### Exercise instructions
Reproduce the material exactly, omitting nothing.

### Stored rows
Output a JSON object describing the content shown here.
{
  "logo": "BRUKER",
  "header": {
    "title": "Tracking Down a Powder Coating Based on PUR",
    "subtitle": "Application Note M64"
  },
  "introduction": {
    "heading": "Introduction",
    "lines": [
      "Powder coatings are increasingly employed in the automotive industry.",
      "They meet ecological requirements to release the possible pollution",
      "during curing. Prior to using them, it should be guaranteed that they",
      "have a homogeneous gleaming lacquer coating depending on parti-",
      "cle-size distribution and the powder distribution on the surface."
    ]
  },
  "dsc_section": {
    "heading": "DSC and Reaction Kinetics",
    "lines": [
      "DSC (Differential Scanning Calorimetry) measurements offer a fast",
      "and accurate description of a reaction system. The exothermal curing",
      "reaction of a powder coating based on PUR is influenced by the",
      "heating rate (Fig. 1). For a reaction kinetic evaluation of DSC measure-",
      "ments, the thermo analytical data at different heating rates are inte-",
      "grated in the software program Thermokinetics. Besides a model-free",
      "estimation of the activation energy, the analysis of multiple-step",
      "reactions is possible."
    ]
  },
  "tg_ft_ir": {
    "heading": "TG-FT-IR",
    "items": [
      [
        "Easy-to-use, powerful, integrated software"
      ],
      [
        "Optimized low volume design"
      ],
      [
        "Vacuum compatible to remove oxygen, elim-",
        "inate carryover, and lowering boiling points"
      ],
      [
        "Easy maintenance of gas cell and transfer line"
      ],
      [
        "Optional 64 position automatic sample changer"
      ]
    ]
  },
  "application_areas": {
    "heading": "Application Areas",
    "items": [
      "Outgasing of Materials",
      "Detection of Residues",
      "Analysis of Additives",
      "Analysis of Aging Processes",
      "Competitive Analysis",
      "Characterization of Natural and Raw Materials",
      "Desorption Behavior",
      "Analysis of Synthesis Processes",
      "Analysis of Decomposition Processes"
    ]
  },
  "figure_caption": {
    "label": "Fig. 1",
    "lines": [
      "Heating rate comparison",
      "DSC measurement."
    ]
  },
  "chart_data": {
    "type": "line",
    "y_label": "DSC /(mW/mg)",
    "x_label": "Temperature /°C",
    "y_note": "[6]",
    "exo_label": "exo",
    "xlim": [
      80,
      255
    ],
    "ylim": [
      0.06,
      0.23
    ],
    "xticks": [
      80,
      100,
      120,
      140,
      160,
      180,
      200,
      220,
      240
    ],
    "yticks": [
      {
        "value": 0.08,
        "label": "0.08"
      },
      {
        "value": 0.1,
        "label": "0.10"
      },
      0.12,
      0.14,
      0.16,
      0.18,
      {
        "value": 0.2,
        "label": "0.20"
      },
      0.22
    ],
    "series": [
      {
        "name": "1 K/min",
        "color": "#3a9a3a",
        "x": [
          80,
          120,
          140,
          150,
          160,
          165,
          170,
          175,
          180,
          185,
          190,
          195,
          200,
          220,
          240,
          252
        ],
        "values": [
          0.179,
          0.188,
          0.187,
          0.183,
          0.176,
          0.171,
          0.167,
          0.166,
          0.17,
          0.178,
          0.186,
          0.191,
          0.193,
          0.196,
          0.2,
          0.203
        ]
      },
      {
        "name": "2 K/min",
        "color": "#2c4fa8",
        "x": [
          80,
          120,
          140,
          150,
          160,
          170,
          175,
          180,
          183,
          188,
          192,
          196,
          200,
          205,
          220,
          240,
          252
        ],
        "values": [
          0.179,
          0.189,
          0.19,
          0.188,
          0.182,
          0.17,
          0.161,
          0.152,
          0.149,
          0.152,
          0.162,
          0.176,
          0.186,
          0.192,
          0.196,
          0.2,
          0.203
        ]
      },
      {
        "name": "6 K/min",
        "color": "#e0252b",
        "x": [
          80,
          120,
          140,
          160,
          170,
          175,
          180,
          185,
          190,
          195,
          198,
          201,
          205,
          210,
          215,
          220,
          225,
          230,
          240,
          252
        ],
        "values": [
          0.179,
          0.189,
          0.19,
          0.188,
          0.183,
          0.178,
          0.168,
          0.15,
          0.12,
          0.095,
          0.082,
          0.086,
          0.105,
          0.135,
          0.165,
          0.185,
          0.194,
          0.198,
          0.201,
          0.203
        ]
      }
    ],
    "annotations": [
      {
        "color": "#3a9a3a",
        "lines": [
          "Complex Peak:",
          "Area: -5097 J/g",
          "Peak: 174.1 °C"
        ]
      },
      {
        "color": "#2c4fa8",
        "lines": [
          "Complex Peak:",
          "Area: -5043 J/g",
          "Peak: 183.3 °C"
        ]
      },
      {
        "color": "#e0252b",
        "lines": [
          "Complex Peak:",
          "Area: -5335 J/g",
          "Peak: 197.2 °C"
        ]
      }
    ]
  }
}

### Task result
Output a JSON object describing the content shown here.
{
  "logo": "BRUKER",
  "header": {
    "title": "Tracking Down a Powder Coating Based on PUR",
    "subtitle": "Application Note M64"
  },
  "introduction": {
    "heading": "Introduction",
    "lines": [
      "Powder coatings are increasingly employed in the automotive industry.",
      "They meet ecological requirements to release the possible pollution",
      "during curing. Prior to using them, it should be guaranteed that they",
      "have a homogeneous gleaming lacquer coating depending on parti-",
      "cle-size distribution and the powder distribution on the surface."
    ]
  },
  "dsc_section": {
    "heading": "DSC and Reaction Kinetics",
    "lines": [
      "DSC (Differential Scanning Calorimetry) measurements offer a fast",
      "and accurate description of a reaction system. The exothermal curing",
      "reaction of a powder coating based on PUR is influenced by the",
      "heating rate (Fig. 1). For a reaction kinetic evaluation of DSC measure-",
      "ments, the thermo analytical data at different heating rates are inte-",
      "grated in the software program Thermokinetics. Besides a model-free",
      "estimation of the activation energy, the analysis of multiple-step",
      "reactions is possible."
    ]
  },
  "tg_ft_ir": {
    "heading": "TG-FT-IR",
    "items": [
      [
        "Easy-to-use, powerful, integrated software"
      ],
      [
        "Optimized low volume design"
      ],
      [
        "Vacuum compatible to remove oxygen, elim-",
        "inate carryover, and lowering boiling points"
      ],
      [
        "Easy maintenance of gas cell and transfer line"
      ],
      [
        "Optional 64 position automatic sample changer"
      ]
    ]
  },
  "application_areas": {
    "heading": "Application Areas",
    "items": [
      "Outgasing of Materials",
      "Detection of Residues",
      "Analysis of Additives",
      "Analysis of Aging Processes",
      "Competitive Analysis",
      "Characterization of Natural and Raw Materials",
      "Desorption Behavior",
      "Analysis of Synthesis Processes",
      "Analysis of Decomposition Processes"
    ]
  },
  "figure_caption": {
    "label": "Fig. 1",
    "lines": [
      "Heating rate comparison",
      "DSC measurement."
    ]
  },
  "chart_data": {
    "type": "line",
    "y_label": "DSC /(mW/mg)",
    "x_label": "Temperature /°C",
    "y_note": "[6]",
    "exo_label": "exo",
    "xlim": [
      80,
      255
    ],
    "ylim": [
      0.06,
      0.23
    ],
    "xticks": [
      80,
      100,
      120,
      140,
      160,
      180,
      200,
      220,
      240
    ],
    "yticks": [
      {
        "value": 0.08,
        "label": "0.08"
      },
      {
        "value": 0.1,
        "label": "0.10"
      },
      0.12,
      0.14,
      0.16,
      0.18,
      {
        "value": 0.2,
        "label": "0.20"
      },
      0.22
    ],
    "series": [
      {
        "name": "1 K/min",
        "color": "#3a9a3a",
        "x": [
          80,
          120,
          140,
          150,
          160,
          165,
          170,
          175,
          180,
          185,
          190,
          195,
          200,
          220,
          240,
          252
        ],
        "values": [
          0.179,
          0.188,
          0.187,
          0.183,
          0.176,
          0.171,
          0.167,
          0.166,
          0.17,
          0.178,
          0.186,
          0.191,
          0.193,
          0.196,
          0.2,
          0.203
        ]
      },
      {
        "name": "2 K/min",
        "color": "#2c4fa8",
        "x": [
          80,
          120,
          140,
          150,
          160,
          170,
          175,
          180,
          183,
          188,
          192,
          196,
          200,
          205,
          220,
          240,
          252
        ],
        "values": [
          0.179,
          0.189,
          0.19,
          0.188,
          0.182,
          0.17,
          0.161,
          0.152,
          0.149,
          0.152,
          0.162,
          0.176,
          0.186,
          0.192,
          0.196,
          0.2,
          0.203
        ]
      },
      {
        "name": "6 K/min",
        "color": "#e0252b",
        "x": [
          80,
          120,
          140,
          160,
          170,
          175,
          180,
          185,
          190,
          195,
          198,
          201,
          205,
          210,
          215,
          220,
          225,
          230,
          240,
          252
        ],
        "values": [
          0.179,
          0.189,
          0.19,
          0.188,
          0.183,
          0.178,
          0.168,
          0.15,
          0.12,
          0.095,
          0.082,
          0.086,
          0.105,
          0.135,
          0.165,
          0.185,
          0.194,
          0.198,
          0.201,
          0.203
        ]
      }
    ],
    "annotations": [
      {
        "color": "#3a9a3a",
        "lines": [
          "Complex Peak:",
          "Area: -5097 J/g",
          "Peak: 174.1 °C"
        ]
      },
      {
        "color": "#2c4fa8",
        "lines": [
          "Complex Peak:",
          "Area: -5043 J/g",
          "Peak: 183.3 °C"
        ]
      },
      {
        "color": "#e0252b",
        "lines": [
          "Complex Peak:",
          "Area: -5335 J/g",
          "Peak: 197.2 °C"
        ]
      }
    ]
  }
}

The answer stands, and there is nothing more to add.